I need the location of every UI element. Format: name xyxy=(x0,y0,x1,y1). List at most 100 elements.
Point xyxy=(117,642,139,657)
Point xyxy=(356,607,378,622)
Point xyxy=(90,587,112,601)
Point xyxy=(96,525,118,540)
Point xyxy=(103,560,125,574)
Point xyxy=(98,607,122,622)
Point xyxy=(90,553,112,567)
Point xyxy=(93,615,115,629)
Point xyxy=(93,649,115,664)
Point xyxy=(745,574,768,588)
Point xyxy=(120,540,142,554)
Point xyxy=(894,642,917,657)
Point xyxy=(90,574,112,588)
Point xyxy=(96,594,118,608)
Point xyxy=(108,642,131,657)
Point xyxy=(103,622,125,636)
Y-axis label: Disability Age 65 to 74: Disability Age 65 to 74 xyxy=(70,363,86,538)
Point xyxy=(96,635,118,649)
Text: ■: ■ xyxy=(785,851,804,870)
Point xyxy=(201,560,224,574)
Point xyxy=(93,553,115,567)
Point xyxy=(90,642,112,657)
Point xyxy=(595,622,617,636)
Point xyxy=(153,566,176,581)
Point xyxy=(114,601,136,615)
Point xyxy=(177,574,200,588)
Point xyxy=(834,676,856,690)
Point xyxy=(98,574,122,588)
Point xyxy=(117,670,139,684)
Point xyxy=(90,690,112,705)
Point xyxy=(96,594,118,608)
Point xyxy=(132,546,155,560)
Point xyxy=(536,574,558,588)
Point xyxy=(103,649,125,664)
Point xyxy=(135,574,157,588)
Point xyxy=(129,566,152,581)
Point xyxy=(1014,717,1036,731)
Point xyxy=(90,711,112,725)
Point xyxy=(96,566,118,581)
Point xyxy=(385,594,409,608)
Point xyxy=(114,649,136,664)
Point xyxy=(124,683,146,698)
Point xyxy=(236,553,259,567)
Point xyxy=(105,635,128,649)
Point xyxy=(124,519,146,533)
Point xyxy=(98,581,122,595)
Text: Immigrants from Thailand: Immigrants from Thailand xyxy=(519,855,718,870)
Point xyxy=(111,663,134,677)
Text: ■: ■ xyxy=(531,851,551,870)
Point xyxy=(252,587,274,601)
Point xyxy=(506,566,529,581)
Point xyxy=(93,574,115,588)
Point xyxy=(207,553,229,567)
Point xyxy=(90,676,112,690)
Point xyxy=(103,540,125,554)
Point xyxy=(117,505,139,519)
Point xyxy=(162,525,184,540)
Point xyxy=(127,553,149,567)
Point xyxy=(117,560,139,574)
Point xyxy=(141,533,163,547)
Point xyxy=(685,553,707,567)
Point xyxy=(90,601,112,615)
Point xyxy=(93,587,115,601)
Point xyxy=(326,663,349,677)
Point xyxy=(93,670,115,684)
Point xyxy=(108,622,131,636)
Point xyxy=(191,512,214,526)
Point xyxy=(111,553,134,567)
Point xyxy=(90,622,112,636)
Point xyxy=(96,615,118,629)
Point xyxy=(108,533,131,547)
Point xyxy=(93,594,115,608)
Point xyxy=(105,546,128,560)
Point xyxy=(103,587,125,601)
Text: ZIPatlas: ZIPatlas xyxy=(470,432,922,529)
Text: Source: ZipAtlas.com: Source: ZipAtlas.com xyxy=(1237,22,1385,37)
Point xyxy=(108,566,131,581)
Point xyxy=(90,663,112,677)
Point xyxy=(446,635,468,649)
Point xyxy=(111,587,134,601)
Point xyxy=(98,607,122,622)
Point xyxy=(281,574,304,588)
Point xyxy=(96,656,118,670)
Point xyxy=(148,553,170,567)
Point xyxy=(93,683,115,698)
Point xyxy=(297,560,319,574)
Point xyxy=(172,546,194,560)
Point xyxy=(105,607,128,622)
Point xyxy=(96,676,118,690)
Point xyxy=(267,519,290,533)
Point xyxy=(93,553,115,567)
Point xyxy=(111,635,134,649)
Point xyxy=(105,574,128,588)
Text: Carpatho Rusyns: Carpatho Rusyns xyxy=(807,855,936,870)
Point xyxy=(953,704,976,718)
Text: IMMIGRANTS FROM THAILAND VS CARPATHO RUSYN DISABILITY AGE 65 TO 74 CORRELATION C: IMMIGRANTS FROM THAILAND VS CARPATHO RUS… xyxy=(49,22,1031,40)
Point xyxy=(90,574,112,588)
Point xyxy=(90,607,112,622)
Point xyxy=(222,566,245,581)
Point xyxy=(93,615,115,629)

************

* Cel zadania: Proszę zebrać z powyższych wierszy wszystkie te, w których występuje ciąg „Text”, i przepisać je w całości.

* Odpowiedź:
Text: ■: ■ xyxy=(785,851,804,870)
Text: Immigrants from Thailand: Immigrants from Thailand xyxy=(519,855,718,870)
Text: ■: ■ xyxy=(531,851,551,870)
Text: ZIPatlas: ZIPatlas xyxy=(470,432,922,529)
Text: Source: ZipAtlas.com: Source: ZipAtlas.com xyxy=(1237,22,1385,37)
Text: Carpatho Rusyns: Carpatho Rusyns xyxy=(807,855,936,870)
Text: IMMIGRANTS FROM THAILAND VS CARPATHO RUSYN DISABILITY AGE 65 TO 74 CORRELATION C: IMMIGRANTS FROM THAILAND VS CARPATHO RUS… xyxy=(49,22,1031,40)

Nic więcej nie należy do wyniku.